## BEGIN Exercise material

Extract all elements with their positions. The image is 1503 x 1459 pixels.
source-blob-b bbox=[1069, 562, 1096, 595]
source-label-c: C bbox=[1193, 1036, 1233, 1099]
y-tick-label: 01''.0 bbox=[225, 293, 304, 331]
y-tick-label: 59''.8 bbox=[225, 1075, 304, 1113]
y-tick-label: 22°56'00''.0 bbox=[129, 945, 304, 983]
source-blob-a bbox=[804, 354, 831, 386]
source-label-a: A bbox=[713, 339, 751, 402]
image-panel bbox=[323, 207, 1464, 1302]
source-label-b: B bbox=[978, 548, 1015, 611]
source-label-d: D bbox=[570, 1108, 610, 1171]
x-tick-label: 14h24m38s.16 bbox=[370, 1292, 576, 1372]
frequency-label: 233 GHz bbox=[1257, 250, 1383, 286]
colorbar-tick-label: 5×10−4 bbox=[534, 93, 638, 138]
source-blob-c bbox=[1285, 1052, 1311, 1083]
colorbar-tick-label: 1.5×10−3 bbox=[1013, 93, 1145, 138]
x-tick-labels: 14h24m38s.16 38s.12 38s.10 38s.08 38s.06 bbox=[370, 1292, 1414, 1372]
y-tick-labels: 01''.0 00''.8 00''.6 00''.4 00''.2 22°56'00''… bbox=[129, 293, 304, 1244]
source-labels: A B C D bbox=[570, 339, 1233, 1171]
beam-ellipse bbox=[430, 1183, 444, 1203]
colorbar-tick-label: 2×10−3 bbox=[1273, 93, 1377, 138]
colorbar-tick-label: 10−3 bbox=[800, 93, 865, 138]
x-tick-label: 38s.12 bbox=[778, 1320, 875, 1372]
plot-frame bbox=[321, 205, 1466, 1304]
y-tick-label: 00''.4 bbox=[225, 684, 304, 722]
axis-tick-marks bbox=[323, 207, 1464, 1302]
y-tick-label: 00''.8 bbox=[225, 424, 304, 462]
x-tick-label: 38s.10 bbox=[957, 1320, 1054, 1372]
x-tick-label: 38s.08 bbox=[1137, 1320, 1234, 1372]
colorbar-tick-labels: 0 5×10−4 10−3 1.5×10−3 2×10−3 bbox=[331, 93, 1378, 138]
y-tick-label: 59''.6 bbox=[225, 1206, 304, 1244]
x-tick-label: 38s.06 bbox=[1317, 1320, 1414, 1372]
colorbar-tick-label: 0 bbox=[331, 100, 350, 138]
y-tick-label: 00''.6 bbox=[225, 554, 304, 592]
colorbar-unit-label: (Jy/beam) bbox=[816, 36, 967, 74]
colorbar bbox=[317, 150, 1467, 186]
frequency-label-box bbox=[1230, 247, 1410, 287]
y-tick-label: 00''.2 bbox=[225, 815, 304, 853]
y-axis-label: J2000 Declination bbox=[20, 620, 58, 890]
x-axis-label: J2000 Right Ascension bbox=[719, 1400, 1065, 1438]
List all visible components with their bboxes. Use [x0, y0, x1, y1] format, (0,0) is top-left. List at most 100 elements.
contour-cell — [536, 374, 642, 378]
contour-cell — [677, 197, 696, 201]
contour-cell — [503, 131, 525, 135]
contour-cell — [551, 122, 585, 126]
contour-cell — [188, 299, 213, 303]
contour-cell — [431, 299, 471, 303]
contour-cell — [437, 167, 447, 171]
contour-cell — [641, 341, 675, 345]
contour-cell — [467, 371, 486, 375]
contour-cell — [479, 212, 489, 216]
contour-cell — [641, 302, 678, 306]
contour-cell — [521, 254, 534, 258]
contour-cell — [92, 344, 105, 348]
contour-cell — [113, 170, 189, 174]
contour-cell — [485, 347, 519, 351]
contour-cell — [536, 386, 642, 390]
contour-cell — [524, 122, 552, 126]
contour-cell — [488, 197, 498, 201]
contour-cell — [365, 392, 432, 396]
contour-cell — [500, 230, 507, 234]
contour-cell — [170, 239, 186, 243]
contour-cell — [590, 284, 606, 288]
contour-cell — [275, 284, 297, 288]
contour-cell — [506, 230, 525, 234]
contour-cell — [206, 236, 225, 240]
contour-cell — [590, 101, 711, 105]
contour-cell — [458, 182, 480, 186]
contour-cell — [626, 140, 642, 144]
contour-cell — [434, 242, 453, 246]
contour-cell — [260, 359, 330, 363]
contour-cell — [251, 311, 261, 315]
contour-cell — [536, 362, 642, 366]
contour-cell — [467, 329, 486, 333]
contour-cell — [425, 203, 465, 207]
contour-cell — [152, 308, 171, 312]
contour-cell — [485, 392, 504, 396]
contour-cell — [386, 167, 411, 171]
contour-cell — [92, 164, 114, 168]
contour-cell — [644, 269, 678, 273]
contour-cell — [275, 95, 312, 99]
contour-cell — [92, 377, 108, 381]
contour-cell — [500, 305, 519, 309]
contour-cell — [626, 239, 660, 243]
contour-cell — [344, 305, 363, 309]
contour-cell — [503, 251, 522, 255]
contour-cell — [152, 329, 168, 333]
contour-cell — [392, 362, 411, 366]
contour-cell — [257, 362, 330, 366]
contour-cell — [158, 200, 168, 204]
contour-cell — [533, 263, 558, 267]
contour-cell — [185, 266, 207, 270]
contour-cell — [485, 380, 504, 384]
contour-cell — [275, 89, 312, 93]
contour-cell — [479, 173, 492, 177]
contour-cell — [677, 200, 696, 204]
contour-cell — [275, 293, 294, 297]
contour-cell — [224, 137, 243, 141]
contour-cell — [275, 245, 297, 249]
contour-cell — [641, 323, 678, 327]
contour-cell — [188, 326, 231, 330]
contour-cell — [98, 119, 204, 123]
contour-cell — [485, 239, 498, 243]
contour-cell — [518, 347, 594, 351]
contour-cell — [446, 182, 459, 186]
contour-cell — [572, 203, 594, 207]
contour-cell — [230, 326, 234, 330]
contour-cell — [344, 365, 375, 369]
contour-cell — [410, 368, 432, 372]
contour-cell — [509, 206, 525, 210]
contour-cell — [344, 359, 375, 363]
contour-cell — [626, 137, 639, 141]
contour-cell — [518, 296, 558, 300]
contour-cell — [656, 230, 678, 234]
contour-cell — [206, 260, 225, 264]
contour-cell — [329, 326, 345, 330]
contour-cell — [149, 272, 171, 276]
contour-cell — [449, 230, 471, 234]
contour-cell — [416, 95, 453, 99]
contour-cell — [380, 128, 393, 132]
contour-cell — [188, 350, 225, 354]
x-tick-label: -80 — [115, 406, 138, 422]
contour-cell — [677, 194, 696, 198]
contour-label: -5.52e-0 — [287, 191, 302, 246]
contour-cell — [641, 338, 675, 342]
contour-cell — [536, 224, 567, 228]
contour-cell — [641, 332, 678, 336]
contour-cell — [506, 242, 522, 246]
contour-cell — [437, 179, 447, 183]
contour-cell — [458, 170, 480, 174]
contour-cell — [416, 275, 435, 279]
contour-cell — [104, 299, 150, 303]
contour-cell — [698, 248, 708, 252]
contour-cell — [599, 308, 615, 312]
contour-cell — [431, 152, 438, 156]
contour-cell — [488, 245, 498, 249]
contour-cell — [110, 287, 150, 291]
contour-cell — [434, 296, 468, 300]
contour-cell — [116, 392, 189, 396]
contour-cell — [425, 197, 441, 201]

## END Exercise material

Copy out the entire listing above word for word, from its first line to its last.

Finished answer.
Extract all elements with their positions. The image is 1503 x 1459 pixels.
source-blob-b bbox=[1069, 562, 1096, 595]
source-label-c: C bbox=[1193, 1036, 1233, 1099]
y-tick-label: 01''.0 bbox=[225, 293, 304, 331]
y-tick-label: 59''.8 bbox=[225, 1075, 304, 1113]
y-tick-label: 22°56'00''.0 bbox=[129, 945, 304, 983]
source-blob-a bbox=[804, 354, 831, 386]
source-label-a: A bbox=[713, 339, 751, 402]
image-panel bbox=[323, 207, 1464, 1302]
source-label-b: B bbox=[978, 548, 1015, 611]
source-label-d: D bbox=[570, 1108, 610, 1171]
x-tick-label: 14h24m38s.16 bbox=[370, 1292, 576, 1372]
frequency-label: 233 GHz bbox=[1257, 250, 1383, 286]
colorbar-tick-label: 5×10−4 bbox=[534, 93, 638, 138]
source-blob-c bbox=[1285, 1052, 1311, 1083]
colorbar-tick-label: 1.5×10−3 bbox=[1013, 93, 1145, 138]
x-tick-labels: 14h24m38s.16 38s.12 38s.10 38s.08 38s.06 bbox=[370, 1292, 1414, 1372]
y-tick-labels: 01''.0 00''.8 00''.6 00''.4 00''.2 22°56'00''… bbox=[129, 293, 304, 1244]
source-labels: A B C D bbox=[570, 339, 1233, 1171]
beam-ellipse bbox=[430, 1183, 444, 1203]
colorbar-tick-label: 2×10−3 bbox=[1273, 93, 1377, 138]
colorbar-tick-label: 10−3 bbox=[800, 93, 865, 138]
x-tick-label: 38s.12 bbox=[778, 1320, 875, 1372]
plot-frame bbox=[321, 205, 1466, 1304]
y-tick-label: 00''.4 bbox=[225, 684, 304, 722]
axis-tick-marks bbox=[323, 207, 1464, 1302]
y-tick-label: 00''.8 bbox=[225, 424, 304, 462]
x-tick-label: 38s.10 bbox=[957, 1320, 1054, 1372]
x-tick-label: 38s.08 bbox=[1137, 1320, 1234, 1372]
colorbar-tick-labels: 0 5×10−4 10−3 1.5×10−3 2×10−3 bbox=[331, 93, 1378, 138]
y-tick-label: 59''.6 bbox=[225, 1206, 304, 1244]
x-tick-label: 38s.06 bbox=[1317, 1320, 1414, 1372]
colorbar-tick-label: 0 bbox=[331, 100, 350, 138]
y-tick-label: 00''.6 bbox=[225, 554, 304, 592]
colorbar-unit-label: (Jy/beam) bbox=[816, 36, 967, 74]
colorbar bbox=[317, 150, 1467, 186]
frequency-label-box bbox=[1230, 247, 1410, 287]
y-tick-label: 00''.2 bbox=[225, 815, 304, 853]
y-axis-label: J2000 Declination bbox=[20, 620, 58, 890]
x-axis-label: J2000 Right Ascension bbox=[719, 1400, 1065, 1438]
List all visible components with their bboxes. Use [x0, y0, x1, y1] format, (0,0) is top-left. List at most 100 elements.
contour-cell — [536, 374, 642, 378]
contour-cell — [677, 197, 696, 201]
contour-cell — [503, 131, 525, 135]
contour-cell — [551, 122, 585, 126]
contour-cell — [188, 299, 213, 303]
contour-cell — [431, 299, 471, 303]
contour-cell — [437, 167, 447, 171]
contour-cell — [641, 341, 675, 345]
contour-cell — [467, 371, 486, 375]
contour-cell — [479, 212, 489, 216]
contour-cell — [641, 302, 678, 306]
contour-cell — [521, 254, 534, 258]
contour-cell — [92, 344, 105, 348]
contour-cell — [113, 170, 189, 174]
contour-cell — [485, 347, 519, 351]
contour-cell — [536, 386, 642, 390]
contour-cell — [524, 122, 552, 126]
contour-cell — [488, 197, 498, 201]
contour-cell — [365, 392, 432, 396]
contour-cell — [500, 230, 507, 234]
contour-cell — [170, 239, 186, 243]
contour-cell — [590, 284, 606, 288]
contour-cell — [275, 284, 297, 288]
contour-cell — [506, 230, 525, 234]
contour-cell — [206, 236, 225, 240]
contour-cell — [590, 101, 711, 105]
contour-cell — [458, 182, 480, 186]
contour-cell — [626, 140, 642, 144]
contour-cell — [434, 242, 453, 246]
contour-cell — [260, 359, 330, 363]
contour-cell — [251, 311, 261, 315]
contour-cell — [536, 362, 642, 366]
contour-cell — [467, 329, 486, 333]
contour-cell — [425, 203, 465, 207]
contour-cell — [152, 308, 171, 312]
contour-cell — [485, 392, 504, 396]
contour-cell — [386, 167, 411, 171]
contour-cell — [92, 164, 114, 168]
contour-cell — [644, 269, 678, 273]
contour-cell — [275, 95, 312, 99]
contour-cell — [92, 377, 108, 381]
contour-cell — [500, 305, 519, 309]
contour-cell — [626, 239, 660, 243]
contour-cell — [344, 305, 363, 309]
contour-cell — [503, 251, 522, 255]
contour-cell — [152, 329, 168, 333]
contour-cell — [392, 362, 411, 366]
contour-cell — [257, 362, 330, 366]
contour-cell — [158, 200, 168, 204]
contour-cell — [533, 263, 558, 267]
contour-cell — [185, 266, 207, 270]
contour-cell — [485, 380, 504, 384]
contour-cell — [275, 89, 312, 93]
contour-cell — [479, 173, 492, 177]
contour-cell — [677, 200, 696, 204]
contour-cell — [275, 293, 294, 297]
contour-cell — [224, 137, 243, 141]
contour-cell — [275, 245, 297, 249]
contour-cell — [641, 323, 678, 327]
contour-cell — [188, 326, 231, 330]
contour-cell — [98, 119, 204, 123]
contour-cell — [485, 239, 498, 243]
contour-cell — [518, 347, 594, 351]
contour-cell — [446, 182, 459, 186]
contour-cell — [572, 203, 594, 207]
contour-cell — [230, 326, 234, 330]
contour-cell — [344, 365, 375, 369]
contour-cell — [410, 368, 432, 372]
contour-cell — [509, 206, 525, 210]
contour-cell — [344, 359, 375, 363]
contour-cell — [626, 137, 639, 141]
contour-cell — [518, 296, 558, 300]
contour-cell — [656, 230, 678, 234]
contour-cell — [206, 260, 225, 264]
contour-cell — [329, 326, 345, 330]
contour-cell — [149, 272, 171, 276]
contour-cell — [449, 230, 471, 234]
contour-cell — [416, 95, 453, 99]
contour-cell — [380, 128, 393, 132]
contour-cell — [188, 350, 225, 354]
x-tick-label: -80 — [115, 406, 138, 422]
contour-cell — [677, 194, 696, 198]
contour-label: -5.52e-0 — [287, 191, 302, 246]
contour-cell — [641, 338, 675, 342]
contour-cell — [536, 224, 567, 228]
contour-cell — [641, 332, 678, 336]
contour-cell — [506, 242, 522, 246]
contour-cell — [437, 179, 447, 183]
contour-cell — [458, 170, 480, 174]
contour-cell — [416, 275, 435, 279]
contour-cell — [104, 299, 150, 303]
contour-cell — [698, 248, 708, 252]
contour-cell — [599, 308, 615, 312]
contour-cell — [431, 152, 438, 156]
contour-cell — [488, 245, 498, 249]
contour-cell — [110, 287, 150, 291]
contour-cell — [434, 296, 468, 300]
contour-cell — [116, 392, 189, 396]
contour-cell — [425, 197, 441, 201]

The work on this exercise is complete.